* START *

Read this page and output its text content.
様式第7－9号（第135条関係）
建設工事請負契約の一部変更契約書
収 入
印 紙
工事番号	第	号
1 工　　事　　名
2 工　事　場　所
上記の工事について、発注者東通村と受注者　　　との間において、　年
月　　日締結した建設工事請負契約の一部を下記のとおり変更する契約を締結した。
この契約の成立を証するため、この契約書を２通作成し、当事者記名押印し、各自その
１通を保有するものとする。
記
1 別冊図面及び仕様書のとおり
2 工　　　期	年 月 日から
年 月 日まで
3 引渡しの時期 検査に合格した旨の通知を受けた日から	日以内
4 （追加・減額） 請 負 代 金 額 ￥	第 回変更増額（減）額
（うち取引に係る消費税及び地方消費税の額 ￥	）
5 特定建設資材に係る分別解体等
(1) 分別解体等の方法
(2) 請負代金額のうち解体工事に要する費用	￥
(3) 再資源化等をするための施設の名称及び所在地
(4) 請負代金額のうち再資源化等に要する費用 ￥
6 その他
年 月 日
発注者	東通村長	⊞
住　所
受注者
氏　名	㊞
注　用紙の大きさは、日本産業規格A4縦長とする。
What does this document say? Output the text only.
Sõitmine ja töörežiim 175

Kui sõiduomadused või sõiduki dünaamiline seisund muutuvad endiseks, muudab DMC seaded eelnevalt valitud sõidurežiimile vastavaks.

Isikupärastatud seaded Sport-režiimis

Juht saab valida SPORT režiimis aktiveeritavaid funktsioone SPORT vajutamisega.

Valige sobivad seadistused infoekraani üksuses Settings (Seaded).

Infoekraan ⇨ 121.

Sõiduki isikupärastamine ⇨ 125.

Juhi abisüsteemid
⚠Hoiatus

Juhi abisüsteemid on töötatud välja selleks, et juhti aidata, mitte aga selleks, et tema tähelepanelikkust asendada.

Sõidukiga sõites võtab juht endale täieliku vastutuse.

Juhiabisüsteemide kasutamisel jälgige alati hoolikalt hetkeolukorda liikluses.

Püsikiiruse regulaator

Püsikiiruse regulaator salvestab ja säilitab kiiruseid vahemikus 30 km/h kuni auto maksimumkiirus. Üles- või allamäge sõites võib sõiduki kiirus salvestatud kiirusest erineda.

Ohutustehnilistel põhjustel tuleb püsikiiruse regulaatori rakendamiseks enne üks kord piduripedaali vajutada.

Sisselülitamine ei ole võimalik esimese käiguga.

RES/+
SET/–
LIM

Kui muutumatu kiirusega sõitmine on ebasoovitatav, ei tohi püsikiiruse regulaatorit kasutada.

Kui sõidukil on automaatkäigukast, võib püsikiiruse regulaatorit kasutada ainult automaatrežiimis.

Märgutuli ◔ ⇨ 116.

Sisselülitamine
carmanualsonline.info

* END *

Filter the data for the string "kasutada" and copy every line that has it.

Kui muutumatu kiirusega sõitmine on ebasoovitatav, ei tohi püsikiiruse regulaatorit kasutada.
Kui sõidukil on automaatkäigukast, võib püsikiiruse regulaatorit kasutada ainult automaatrežiimis.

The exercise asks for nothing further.